═════ Source records ═════
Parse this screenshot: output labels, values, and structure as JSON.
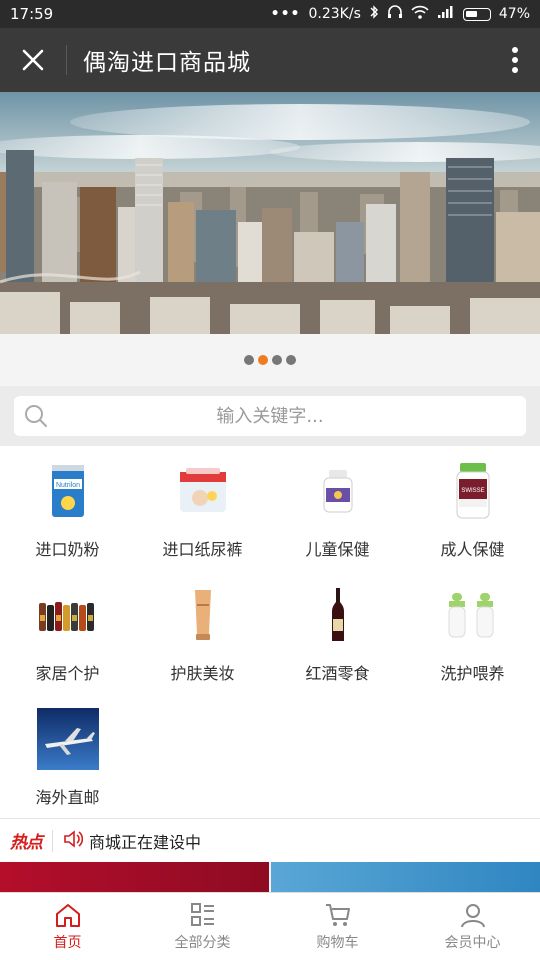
{
  "status_bar": {
    "time": "17:59",
    "speed": "0.23K/s",
    "battery": "47%"
  },
  "header": {
    "title": "偶淘进口商品城"
  },
  "carousel": {
    "slide_count": 4,
    "active_index": 1,
    "colors": {
      "active": "#f07a1f",
      "inactive": "#777777"
    }
  },
  "search": {
    "placeholder": "输入关键字..."
  },
  "categories": [
    {
      "label": "进口奶粉",
      "icon": "milk-powder-can"
    },
    {
      "label": "进口纸尿裤",
      "icon": "diaper-pack"
    },
    {
      "label": "儿童保健",
      "icon": "supplement-bottle"
    },
    {
      "label": "成人保健",
      "icon": "health-jar"
    },
    {
      "label": "家居个护",
      "icon": "bottles-row"
    },
    {
      "label": "护肤美妆",
      "icon": "cosmetic-tube"
    },
    {
      "label": "红酒零食",
      "icon": "wine-bottle"
    },
    {
      "label": "洗护喂养",
      "icon": "baby-bottles"
    },
    {
      "label": "海外直邮",
      "icon": "airplane"
    }
  ],
  "hot": {
    "badge": "热点",
    "text": "商城正在建设中"
  },
  "bottom_nav": [
    {
      "label": "首页",
      "icon": "home-icon",
      "active": true
    },
    {
      "label": "全部分类",
      "icon": "category-list-icon",
      "active": false
    },
    {
      "label": "购物车",
      "icon": "cart-icon",
      "active": false
    },
    {
      "label": "会员中心",
      "icon": "user-icon",
      "active": false
    }
  ],
  "colors": {
    "accent": "#d71c1c",
    "titlebar": "#3a3a3a",
    "statusbar": "#2b2b2b"
  }
}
═════
_What you are asked to do_
Write the records above out again exactly, with no pictures in your copy.

_Solution for this exercise_
Parse this screenshot: output labels, values, and structure as JSON.
{
  "status_bar": {
    "time": "17:59",
    "speed": "0.23K/s",
    "battery": "47%"
  },
  "header": {
    "title": "偶淘进口商品城"
  },
  "carousel": {
    "slide_count": 4,
    "active_index": 1,
    "colors": {
      "active": "#f07a1f",
      "inactive": "#777777"
    }
  },
  "search": {
    "placeholder": "输入关键字..."
  },
  "categories": [
    {
      "label": "进口奶粉",
      "icon": "milk-powder-can"
    },
    {
      "label": "进口纸尿裤",
      "icon": "diaper-pack"
    },
    {
      "label": "儿童保健",
      "icon": "supplement-bottle"
    },
    {
      "label": "成人保健",
      "icon": "health-jar"
    },
    {
      "label": "家居个护",
      "icon": "bottles-row"
    },
    {
      "label": "护肤美妆",
      "icon": "cosmetic-tube"
    },
    {
      "label": "红酒零食",
      "icon": "wine-bottle"
    },
    {
      "label": "洗护喂养",
      "icon": "baby-bottles"
    },
    {
      "label": "海外直邮",
      "icon": "airplane"
    }
  ],
  "hot": {
    "badge": "热点",
    "text": "商城正在建设中"
  },
  "bottom_nav": [
    {
      "label": "首页",
      "icon": "home-icon",
      "active": true
    },
    {
      "label": "全部分类",
      "icon": "category-list-icon",
      "active": false
    },
    {
      "label": "购物车",
      "icon": "cart-icon",
      "active": false
    },
    {
      "label": "会员中心",
      "icon": "user-icon",
      "active": false
    }
  ],
  "colors": {
    "accent": "#d71c1c",
    "titlebar": "#3a3a3a",
    "statusbar": "#2b2b2b"
  }
}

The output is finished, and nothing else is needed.